WHAT TO PRODUCE
Print all entries precisely as they are written.

DATA PROVIDED
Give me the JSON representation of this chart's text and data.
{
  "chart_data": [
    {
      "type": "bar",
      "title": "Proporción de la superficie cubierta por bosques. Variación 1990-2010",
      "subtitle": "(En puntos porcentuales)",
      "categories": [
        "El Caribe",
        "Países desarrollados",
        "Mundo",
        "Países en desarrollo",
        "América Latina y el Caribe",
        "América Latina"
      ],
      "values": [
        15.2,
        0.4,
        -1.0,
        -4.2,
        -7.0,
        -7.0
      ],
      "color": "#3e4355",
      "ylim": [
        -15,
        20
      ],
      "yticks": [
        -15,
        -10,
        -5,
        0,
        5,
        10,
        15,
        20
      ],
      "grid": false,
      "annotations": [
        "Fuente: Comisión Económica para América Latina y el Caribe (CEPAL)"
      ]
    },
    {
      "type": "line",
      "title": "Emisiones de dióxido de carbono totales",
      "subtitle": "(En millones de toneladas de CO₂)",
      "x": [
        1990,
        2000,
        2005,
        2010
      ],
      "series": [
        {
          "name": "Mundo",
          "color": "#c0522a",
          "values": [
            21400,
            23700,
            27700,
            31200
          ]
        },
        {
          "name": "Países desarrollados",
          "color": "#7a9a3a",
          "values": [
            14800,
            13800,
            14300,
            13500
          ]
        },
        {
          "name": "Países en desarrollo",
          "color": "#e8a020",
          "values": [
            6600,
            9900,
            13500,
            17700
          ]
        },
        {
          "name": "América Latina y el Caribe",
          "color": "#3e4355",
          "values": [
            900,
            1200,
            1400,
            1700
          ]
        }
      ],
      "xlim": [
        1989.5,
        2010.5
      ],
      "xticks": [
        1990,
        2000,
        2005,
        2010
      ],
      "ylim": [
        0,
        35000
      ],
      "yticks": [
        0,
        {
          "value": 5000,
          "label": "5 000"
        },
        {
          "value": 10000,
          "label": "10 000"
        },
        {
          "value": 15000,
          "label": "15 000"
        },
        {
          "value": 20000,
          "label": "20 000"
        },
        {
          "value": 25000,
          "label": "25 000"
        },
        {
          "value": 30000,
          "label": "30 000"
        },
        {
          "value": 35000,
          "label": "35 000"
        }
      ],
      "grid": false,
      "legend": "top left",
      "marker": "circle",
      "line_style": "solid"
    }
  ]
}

WRITTEN ANSWER
Give me the JSON representation of this chart's text and data.
{
  "chart_data": [
    {
      "type": "bar",
      "title": "Proporción de la superficie cubierta por bosques. Variación 1990-2010",
      "subtitle": "(En puntos porcentuales)",
      "categories": [
        "El Caribe",
        "Países desarrollados",
        "Mundo",
        "Países en desarrollo",
        "América Latina y el Caribe",
        "América Latina"
      ],
      "values": [
        15.2,
        0.4,
        -1.0,
        -4.2,
        -7.0,
        -7.0
      ],
      "color": "#3e4355",
      "ylim": [
        -15,
        20
      ],
      "yticks": [
        -15,
        -10,
        -5,
        0,
        5,
        10,
        15,
        20
      ],
      "grid": false,
      "annotations": [
        "Fuente: Comisión Económica para América Latina y el Caribe (CEPAL)"
      ]
    },
    {
      "type": "line",
      "title": "Emisiones de dióxido de carbono totales",
      "subtitle": "(En millones de toneladas de CO₂)",
      "x": [
        1990,
        2000,
        2005,
        2010
      ],
      "series": [
        {
          "name": "Mundo",
          "color": "#c0522a",
          "values": [
            21400,
            23700,
            27700,
            31200
          ]
        },
        {
          "name": "Países desarrollados",
          "color": "#7a9a3a",
          "values": [
            14800,
            13800,
            14300,
            13500
          ]
        },
        {
          "name": "Países en desarrollo",
          "color": "#e8a020",
          "values": [
            6600,
            9900,
            13500,
            17700
          ]
        },
        {
          "name": "América Latina y el Caribe",
          "color": "#3e4355",
          "values": [
            900,
            1200,
            1400,
            1700
          ]
        }
      ],
      "xlim": [
        1989.5,
        2010.5
      ],
      "xticks": [
        1990,
        2000,
        2005,
        2010
      ],
      "ylim": [
        0,
        35000
      ],
      "yticks": [
        0,
        {
          "value": 5000,
          "label": "5 000"
        },
        {
          "value": 10000,
          "label": "10 000"
        },
        {
          "value": 15000,
          "label": "15 000"
        },
        {
          "value": 20000,
          "label": "20 000"
        },
        {
          "value": 25000,
          "label": "25 000"
        },
        {
          "value": 30000,
          "label": "30 000"
        },
        {
          "value": 35000,
          "label": "35 000"
        }
      ],
      "grid": false,
      "legend": "top left",
      "marker": "circle",
      "line_style": "solid"
    }
  ]
}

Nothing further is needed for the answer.